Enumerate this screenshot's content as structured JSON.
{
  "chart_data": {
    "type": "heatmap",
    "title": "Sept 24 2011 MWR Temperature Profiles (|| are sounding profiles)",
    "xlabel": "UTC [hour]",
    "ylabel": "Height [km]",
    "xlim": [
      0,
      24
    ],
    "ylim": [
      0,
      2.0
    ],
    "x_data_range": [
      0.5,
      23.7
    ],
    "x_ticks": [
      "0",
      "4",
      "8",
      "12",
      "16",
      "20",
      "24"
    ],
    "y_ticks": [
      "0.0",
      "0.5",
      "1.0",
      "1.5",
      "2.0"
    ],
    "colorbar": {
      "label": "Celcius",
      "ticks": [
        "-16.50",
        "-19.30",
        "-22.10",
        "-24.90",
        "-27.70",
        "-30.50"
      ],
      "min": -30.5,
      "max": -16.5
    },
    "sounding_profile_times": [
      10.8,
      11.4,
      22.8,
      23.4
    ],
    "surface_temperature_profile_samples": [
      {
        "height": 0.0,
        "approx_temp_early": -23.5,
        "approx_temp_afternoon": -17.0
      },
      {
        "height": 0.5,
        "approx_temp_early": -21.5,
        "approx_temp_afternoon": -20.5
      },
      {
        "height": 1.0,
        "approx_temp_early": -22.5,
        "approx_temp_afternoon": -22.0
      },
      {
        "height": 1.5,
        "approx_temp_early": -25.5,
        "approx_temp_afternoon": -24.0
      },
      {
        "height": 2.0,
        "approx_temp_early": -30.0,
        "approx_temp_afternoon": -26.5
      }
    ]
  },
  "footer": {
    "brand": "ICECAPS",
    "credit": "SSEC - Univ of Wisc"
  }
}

...

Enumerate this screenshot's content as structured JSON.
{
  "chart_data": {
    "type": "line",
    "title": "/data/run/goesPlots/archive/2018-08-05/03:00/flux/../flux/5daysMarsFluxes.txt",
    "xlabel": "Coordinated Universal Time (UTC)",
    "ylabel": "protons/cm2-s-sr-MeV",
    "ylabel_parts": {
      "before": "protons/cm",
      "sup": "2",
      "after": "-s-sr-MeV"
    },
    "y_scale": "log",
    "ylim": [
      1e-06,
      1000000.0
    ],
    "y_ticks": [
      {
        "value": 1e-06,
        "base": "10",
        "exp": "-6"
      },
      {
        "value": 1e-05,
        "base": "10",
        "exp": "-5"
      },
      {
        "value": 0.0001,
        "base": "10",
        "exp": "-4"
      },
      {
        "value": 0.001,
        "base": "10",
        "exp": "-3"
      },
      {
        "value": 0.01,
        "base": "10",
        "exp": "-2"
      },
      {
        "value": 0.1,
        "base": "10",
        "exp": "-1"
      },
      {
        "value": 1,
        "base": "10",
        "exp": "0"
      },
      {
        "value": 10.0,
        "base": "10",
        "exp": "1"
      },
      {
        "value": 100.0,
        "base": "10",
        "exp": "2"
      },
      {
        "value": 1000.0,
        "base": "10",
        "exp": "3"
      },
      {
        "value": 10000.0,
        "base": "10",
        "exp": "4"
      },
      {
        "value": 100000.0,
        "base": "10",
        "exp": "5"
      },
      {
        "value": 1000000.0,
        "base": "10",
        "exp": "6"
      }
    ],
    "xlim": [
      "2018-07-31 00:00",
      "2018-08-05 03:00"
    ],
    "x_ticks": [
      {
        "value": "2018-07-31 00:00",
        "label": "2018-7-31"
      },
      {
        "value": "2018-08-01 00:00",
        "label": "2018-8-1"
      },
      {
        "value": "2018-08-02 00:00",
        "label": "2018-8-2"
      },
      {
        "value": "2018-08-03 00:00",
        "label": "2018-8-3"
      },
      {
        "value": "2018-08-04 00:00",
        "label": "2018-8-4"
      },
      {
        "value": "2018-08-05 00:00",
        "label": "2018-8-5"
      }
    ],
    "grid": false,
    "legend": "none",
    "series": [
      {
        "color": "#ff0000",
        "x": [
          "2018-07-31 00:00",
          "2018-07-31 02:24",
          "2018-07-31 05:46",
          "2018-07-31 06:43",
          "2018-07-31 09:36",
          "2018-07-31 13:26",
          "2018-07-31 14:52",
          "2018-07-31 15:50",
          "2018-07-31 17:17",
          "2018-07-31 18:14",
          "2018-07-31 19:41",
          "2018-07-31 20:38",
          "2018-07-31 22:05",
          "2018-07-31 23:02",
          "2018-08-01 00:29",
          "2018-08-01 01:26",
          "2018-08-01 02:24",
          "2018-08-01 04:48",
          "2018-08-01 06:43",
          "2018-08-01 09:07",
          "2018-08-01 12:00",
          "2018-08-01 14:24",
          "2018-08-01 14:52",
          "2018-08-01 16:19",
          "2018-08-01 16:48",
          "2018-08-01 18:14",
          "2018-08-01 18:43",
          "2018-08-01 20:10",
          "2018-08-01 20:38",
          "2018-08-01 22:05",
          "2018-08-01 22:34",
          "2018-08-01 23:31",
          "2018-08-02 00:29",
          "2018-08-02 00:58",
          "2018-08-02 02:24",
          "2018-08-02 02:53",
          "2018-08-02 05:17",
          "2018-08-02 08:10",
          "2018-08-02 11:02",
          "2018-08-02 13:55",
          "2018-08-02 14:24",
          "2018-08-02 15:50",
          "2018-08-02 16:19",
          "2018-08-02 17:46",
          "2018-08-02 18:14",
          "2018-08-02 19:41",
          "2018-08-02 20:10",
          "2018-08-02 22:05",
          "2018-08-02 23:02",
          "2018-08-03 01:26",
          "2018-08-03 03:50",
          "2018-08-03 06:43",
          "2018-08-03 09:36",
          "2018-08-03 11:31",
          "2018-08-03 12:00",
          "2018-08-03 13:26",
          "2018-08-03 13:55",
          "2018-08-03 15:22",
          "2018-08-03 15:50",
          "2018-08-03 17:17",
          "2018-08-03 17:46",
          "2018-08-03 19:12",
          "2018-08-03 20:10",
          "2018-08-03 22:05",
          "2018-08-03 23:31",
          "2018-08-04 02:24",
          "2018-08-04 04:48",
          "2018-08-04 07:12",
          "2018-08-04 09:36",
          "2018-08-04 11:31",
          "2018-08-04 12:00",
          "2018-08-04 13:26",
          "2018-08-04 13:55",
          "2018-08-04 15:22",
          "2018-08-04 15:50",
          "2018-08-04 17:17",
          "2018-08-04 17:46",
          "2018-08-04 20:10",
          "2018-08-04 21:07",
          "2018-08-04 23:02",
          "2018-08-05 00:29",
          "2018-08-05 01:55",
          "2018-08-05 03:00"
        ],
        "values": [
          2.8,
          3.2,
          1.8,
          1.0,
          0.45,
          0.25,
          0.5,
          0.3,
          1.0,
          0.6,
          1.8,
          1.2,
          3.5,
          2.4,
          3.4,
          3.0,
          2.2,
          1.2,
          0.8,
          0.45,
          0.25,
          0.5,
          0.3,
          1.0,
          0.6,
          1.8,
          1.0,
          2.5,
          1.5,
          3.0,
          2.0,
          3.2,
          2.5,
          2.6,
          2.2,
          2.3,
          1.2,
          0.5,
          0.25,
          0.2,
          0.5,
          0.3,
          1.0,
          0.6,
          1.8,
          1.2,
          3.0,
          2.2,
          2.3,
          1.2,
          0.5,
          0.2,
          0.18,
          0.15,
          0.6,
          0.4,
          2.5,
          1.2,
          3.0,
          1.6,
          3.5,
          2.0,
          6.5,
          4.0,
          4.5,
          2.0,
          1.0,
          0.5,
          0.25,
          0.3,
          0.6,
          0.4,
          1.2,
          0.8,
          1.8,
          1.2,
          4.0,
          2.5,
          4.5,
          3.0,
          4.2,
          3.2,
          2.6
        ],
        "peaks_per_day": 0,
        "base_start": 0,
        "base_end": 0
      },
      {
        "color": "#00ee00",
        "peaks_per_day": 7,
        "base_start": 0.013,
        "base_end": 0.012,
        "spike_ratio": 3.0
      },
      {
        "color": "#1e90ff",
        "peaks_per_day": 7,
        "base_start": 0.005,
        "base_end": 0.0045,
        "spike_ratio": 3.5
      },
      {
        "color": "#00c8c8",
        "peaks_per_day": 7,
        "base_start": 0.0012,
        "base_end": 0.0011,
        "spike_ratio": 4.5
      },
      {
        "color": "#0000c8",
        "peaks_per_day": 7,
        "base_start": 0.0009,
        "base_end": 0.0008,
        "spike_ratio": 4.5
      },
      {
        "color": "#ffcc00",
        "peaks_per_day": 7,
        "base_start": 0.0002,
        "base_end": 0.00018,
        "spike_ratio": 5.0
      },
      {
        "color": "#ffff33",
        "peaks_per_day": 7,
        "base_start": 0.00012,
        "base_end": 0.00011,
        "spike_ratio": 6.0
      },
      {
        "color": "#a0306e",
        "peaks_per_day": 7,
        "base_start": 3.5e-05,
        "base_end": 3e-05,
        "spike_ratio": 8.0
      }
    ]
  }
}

» Given instruction: Find every line in the listing that holds the string "title", then say how many there are as a bare number.

» Written response: 2